▸ **DESCRIPTION OF THE TASK**
Change "bounding boxes" to "box coordinates" throughout the lines below, keeping everything else the same. Leave the pictures out of your answer.

Some records:
════════════════
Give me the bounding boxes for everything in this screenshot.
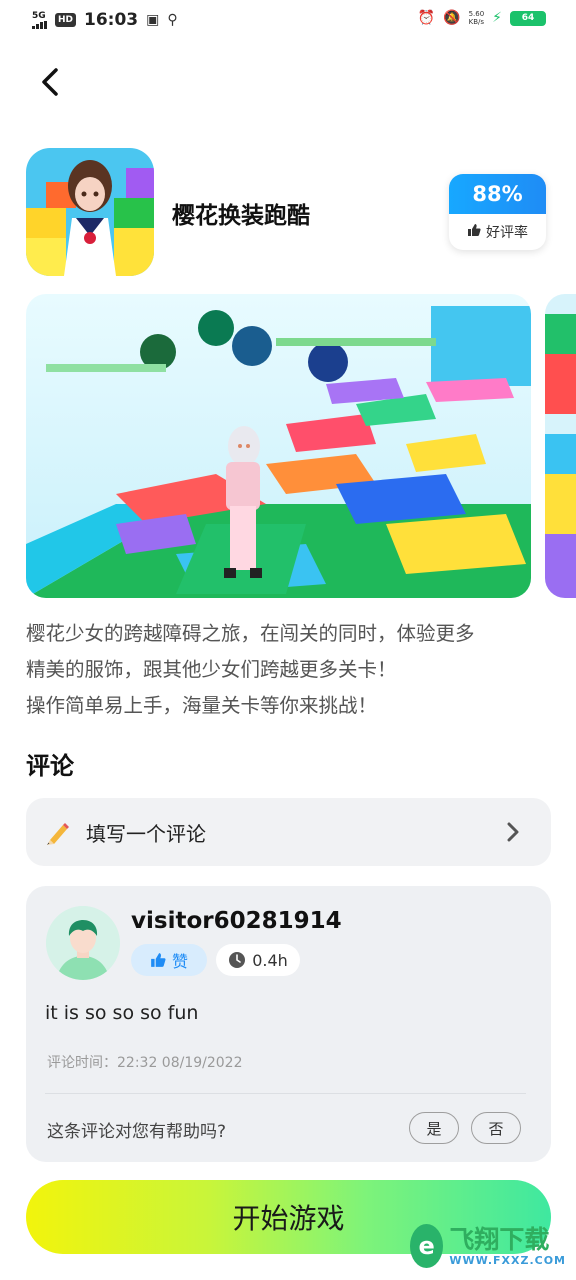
helpful-yes-button[interactable]: 是 bbox=[409, 1112, 459, 1144]
site-watermark: e 飞翔下载 WWW.FXXZ.COM bbox=[410, 1220, 566, 1272]
hd-badge: HD bbox=[55, 13, 77, 27]
playtime-badge: 0.4h bbox=[216, 944, 300, 976]
pencil-icon bbox=[47, 823, 69, 845]
description-line: 操作简单易上手，海量关卡等你来挑战！ bbox=[26, 694, 378, 717]
rating-badge: 88% 好评率 bbox=[449, 174, 546, 250]
helpful-no-button[interactable]: 否 bbox=[471, 1112, 521, 1144]
like-label: 赞 bbox=[171, 952, 188, 971]
status-bar-right: ⏰ 🔕 5.60 KB/s ⚡ 64 bbox=[418, 10, 546, 26]
watermark-main: 飞翔下载 bbox=[449, 1224, 550, 1254]
like-button[interactable]: 赞 bbox=[131, 944, 207, 976]
rating-label-row: 好评率 bbox=[449, 214, 546, 250]
rating-label: 好评率 bbox=[486, 225, 528, 241]
signal-bars-icon bbox=[32, 20, 47, 29]
watermark-logo-icon: e bbox=[410, 1224, 444, 1268]
battery-level: 64 bbox=[510, 10, 546, 26]
game-screenshot-1[interactable] bbox=[26, 294, 531, 598]
playtime-value: 0.4h bbox=[252, 950, 288, 970]
review-timestamp: 评论时间：22:32 08/19/2022 bbox=[47, 1055, 243, 1071]
speed-value: 5.60 bbox=[468, 10, 485, 18]
rating-value: 88% bbox=[449, 174, 546, 214]
reviews-section-title: 评论 bbox=[26, 752, 74, 780]
app-icon bbox=[26, 148, 154, 276]
thumbs-up-icon bbox=[467, 223, 481, 241]
clock-icon bbox=[229, 952, 246, 968]
network-speed: 5.60 KB/s bbox=[469, 10, 485, 26]
watermark-sub: WWW.FXXZ.COM bbox=[449, 1253, 566, 1267]
status-bar: 5G HD 16:03 ▣ ⚲ ⏰ 🔕 5.60 KB/s ⚡ 64 bbox=[0, 0, 576, 44]
charging-icon: ⚡ bbox=[492, 10, 502, 26]
watermark-text: 飞翔下载 WWW.FXXZ.COM bbox=[449, 1227, 566, 1266]
chevron-right-icon bbox=[507, 822, 519, 842]
mute-icon: 🔕 bbox=[443, 10, 461, 26]
description-line: 樱花少女的跨越障碍之旅，在闯关的同时，体验更多 bbox=[26, 622, 475, 645]
speed-unit: KB/s bbox=[468, 18, 485, 26]
usb-icon: ⚲ bbox=[167, 12, 178, 28]
clock: 16:03 bbox=[84, 10, 139, 30]
alarm-icon: ⏰ bbox=[417, 10, 436, 26]
thumbs-up-icon bbox=[151, 953, 166, 967]
review-username: visitor60281914 bbox=[131, 908, 342, 934]
review-card: visitor60281914 赞 0.4h it is so so so fu… bbox=[26, 886, 551, 1162]
avatar bbox=[46, 906, 120, 980]
helpful-question: 这条评论对您有帮助吗? bbox=[47, 1122, 227, 1142]
game-screenshot-2[interactable] bbox=[545, 294, 576, 598]
app-title: 樱花换装跑酷 bbox=[172, 203, 310, 229]
back-arrow-icon bbox=[42, 68, 58, 96]
status-bar-left: 5G HD 16:03 ▣ ⚲ bbox=[32, 10, 178, 30]
signal-indicator: 5G bbox=[32, 10, 47, 29]
usb-settings-icon: ▣ bbox=[146, 12, 160, 28]
review-text: it is so so so fun bbox=[45, 1002, 199, 1024]
back-button[interactable] bbox=[32, 62, 72, 102]
game-description: 樱花少女的跨越障碍之旅，在闯关的同时，体验更多 精美的服饰，跟其他少女们跨越更多… bbox=[26, 616, 556, 724]
write-review-button[interactable]: 填写一个评论 bbox=[26, 798, 551, 866]
description-line: 精美的服饰，跟其他少女们跨越更多关卡！ bbox=[26, 658, 397, 681]
divider bbox=[45, 1093, 526, 1094]
write-review-label: 填写一个评论 bbox=[86, 822, 206, 846]
network-type: 5G bbox=[32, 10, 46, 21]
════════════════
▸ **EXERCISE RESULT**
Give me the box coordinates for everything in this screenshot.
helpful-yes-button[interactable]: 是 bbox=[409, 1112, 459, 1144]
site-watermark: e 飞翔下载 WWW.FXXZ.COM bbox=[410, 1220, 566, 1272]
hd-badge: HD bbox=[55, 13, 77, 27]
playtime-badge: 0.4h bbox=[216, 944, 300, 976]
pencil-icon bbox=[47, 823, 69, 845]
description-line: 操作简单易上手，海量关卡等你来挑战！ bbox=[26, 694, 378, 717]
rating-badge: 88% 好评率 bbox=[449, 174, 546, 250]
helpful-no-button[interactable]: 否 bbox=[471, 1112, 521, 1144]
like-label: 赞 bbox=[171, 952, 188, 971]
status-bar-right: ⏰ 🔕 5.60 KB/s ⚡ 64 bbox=[418, 10, 546, 26]
watermark-main: 飞翔下载 bbox=[449, 1224, 550, 1254]
like-button[interactable]: 赞 bbox=[131, 944, 207, 976]
rating-label-row: 好评率 bbox=[449, 214, 546, 250]
rating-label: 好评率 bbox=[486, 225, 528, 241]
signal-bars-icon bbox=[32, 20, 47, 29]
watermark-logo-icon: e bbox=[410, 1224, 444, 1268]
battery-level: 64 bbox=[510, 10, 546, 26]
game-screenshot-1[interactable] bbox=[26, 294, 531, 598]
playtime-value: 0.4h bbox=[252, 950, 288, 970]
review-timestamp: 评论时间：22:32 08/19/2022 bbox=[47, 1055, 243, 1071]
speed-value: 5.60 bbox=[468, 10, 485, 18]
rating-value: 88% bbox=[449, 174, 546, 214]
reviews-section-title: 评论 bbox=[26, 752, 74, 780]
app-icon bbox=[26, 148, 154, 276]
thumbs-up-icon bbox=[467, 223, 481, 241]
clock-icon bbox=[229, 952, 246, 968]
network-speed: 5.60 KB/s bbox=[469, 10, 485, 26]
watermark-sub: WWW.FXXZ.COM bbox=[449, 1253, 566, 1267]
status-bar: 5G HD 16:03 ▣ ⚲ ⏰ 🔕 5.60 KB/s ⚡ 64 bbox=[0, 0, 576, 44]
charging-icon: ⚡ bbox=[492, 10, 502, 26]
watermark-text: 飞翔下载 WWW.FXXZ.COM bbox=[449, 1227, 566, 1266]
chevron-right-icon bbox=[507, 822, 519, 842]
mute-icon: 🔕 bbox=[443, 10, 461, 26]
description-line: 樱花少女的跨越障碍之旅，在闯关的同时，体验更多 bbox=[26, 622, 475, 645]
speed-unit: KB/s bbox=[468, 18, 485, 26]
usb-icon: ⚲ bbox=[167, 12, 178, 28]
clock: 16:03 bbox=[84, 10, 139, 30]
alarm-icon: ⏰ bbox=[417, 10, 436, 26]
thumbs-up-icon bbox=[151, 953, 166, 967]
review-username: visitor60281914 bbox=[131, 908, 342, 934]
review-card: visitor60281914 赞 0.4h it is so so so fu… bbox=[26, 886, 551, 1162]
avatar bbox=[46, 906, 120, 980]
helpful-question: 这条评论对您有帮助吗? bbox=[47, 1122, 227, 1142]
game-screenshot-2[interactable] bbox=[545, 294, 576, 598]
app-title: 樱花换装跑酷 bbox=[172, 203, 310, 229]
back-arrow-icon bbox=[42, 68, 58, 96]
status-bar-left: 5G HD 16:03 ▣ ⚲ bbox=[32, 10, 178, 30]
signal-indicator: 5G bbox=[32, 10, 47, 29]
usb-settings-icon: ▣ bbox=[146, 12, 160, 28]
review-text: it is so so so fun bbox=[45, 1002, 199, 1024]
back-button[interactable] bbox=[32, 62, 72, 102]
game-description: 樱花少女的跨越障碍之旅，在闯关的同时，体验更多 精美的服饰，跟其他少女们跨越更多… bbox=[26, 616, 556, 724]
write-review-button[interactable]: 填写一个评论 bbox=[26, 798, 551, 866]
description-line: 精美的服饰，跟其他少女们跨越更多关卡！ bbox=[26, 658, 397, 681]
divider bbox=[45, 1093, 526, 1094]
write-review-label: 填写一个评论 bbox=[86, 822, 206, 846]
network-type: 5G bbox=[32, 10, 46, 21]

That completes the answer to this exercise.